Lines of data
>> Start

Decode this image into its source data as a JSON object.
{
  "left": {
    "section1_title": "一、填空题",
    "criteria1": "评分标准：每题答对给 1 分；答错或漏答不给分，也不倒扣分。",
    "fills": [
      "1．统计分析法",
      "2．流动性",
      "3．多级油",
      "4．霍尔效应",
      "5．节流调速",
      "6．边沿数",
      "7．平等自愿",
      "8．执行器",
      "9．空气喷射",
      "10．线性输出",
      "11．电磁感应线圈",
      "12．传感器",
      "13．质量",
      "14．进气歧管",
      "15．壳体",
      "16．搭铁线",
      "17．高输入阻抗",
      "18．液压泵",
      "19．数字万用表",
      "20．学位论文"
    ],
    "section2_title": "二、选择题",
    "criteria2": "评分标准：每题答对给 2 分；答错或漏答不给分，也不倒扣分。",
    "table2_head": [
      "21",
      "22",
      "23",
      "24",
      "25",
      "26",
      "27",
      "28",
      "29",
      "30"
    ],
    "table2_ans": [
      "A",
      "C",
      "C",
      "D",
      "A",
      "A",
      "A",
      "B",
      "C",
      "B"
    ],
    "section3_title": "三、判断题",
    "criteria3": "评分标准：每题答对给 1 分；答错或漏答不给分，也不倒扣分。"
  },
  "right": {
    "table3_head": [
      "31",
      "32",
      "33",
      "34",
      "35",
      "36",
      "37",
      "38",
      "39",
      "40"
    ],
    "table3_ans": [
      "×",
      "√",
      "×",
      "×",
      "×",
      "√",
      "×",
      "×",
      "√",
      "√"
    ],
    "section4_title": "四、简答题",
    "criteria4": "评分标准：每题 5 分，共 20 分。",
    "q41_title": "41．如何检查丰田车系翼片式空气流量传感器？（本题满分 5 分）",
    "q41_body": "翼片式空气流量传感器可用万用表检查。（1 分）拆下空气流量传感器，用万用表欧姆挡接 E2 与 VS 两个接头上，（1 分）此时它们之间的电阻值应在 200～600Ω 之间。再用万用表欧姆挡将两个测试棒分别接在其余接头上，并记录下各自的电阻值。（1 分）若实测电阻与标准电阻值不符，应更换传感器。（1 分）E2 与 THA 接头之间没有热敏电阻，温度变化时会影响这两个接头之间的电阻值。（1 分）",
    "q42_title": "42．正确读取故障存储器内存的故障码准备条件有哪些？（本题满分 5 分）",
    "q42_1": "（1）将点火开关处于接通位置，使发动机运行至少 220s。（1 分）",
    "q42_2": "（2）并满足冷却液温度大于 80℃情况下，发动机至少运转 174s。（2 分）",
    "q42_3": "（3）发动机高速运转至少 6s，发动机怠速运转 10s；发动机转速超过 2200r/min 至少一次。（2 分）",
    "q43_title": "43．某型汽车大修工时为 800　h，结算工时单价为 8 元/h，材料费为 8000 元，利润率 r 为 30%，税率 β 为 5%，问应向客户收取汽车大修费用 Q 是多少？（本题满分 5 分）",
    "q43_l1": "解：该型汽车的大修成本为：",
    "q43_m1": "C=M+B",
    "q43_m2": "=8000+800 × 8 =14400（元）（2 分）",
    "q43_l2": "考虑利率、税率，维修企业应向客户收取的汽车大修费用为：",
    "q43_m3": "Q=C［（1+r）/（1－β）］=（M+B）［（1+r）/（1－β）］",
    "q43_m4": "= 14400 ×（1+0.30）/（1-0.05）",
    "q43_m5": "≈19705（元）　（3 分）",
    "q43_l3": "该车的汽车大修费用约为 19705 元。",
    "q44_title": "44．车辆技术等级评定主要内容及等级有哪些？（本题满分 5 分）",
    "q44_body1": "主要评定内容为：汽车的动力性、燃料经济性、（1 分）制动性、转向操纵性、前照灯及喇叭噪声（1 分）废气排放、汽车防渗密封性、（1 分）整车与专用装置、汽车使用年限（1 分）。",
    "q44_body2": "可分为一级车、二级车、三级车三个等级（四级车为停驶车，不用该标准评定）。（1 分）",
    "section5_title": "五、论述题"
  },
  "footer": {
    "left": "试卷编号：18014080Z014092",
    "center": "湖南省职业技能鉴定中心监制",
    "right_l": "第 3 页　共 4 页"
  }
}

>> End

**Stated exercise:** Show each line in the entries that holds the string "每题答对给".

**Task answer:**
    "criteria1": "评分标准：每题答对给 1 分；答错或漏答不给分，也不倒扣分。",
    "criteria2": "评分标准：每题答对给 2 分；答错或漏答不给分，也不倒扣分。",
    "criteria3": "评分标准：每题答对给 1 分；答错或漏答不给分，也不倒扣分。"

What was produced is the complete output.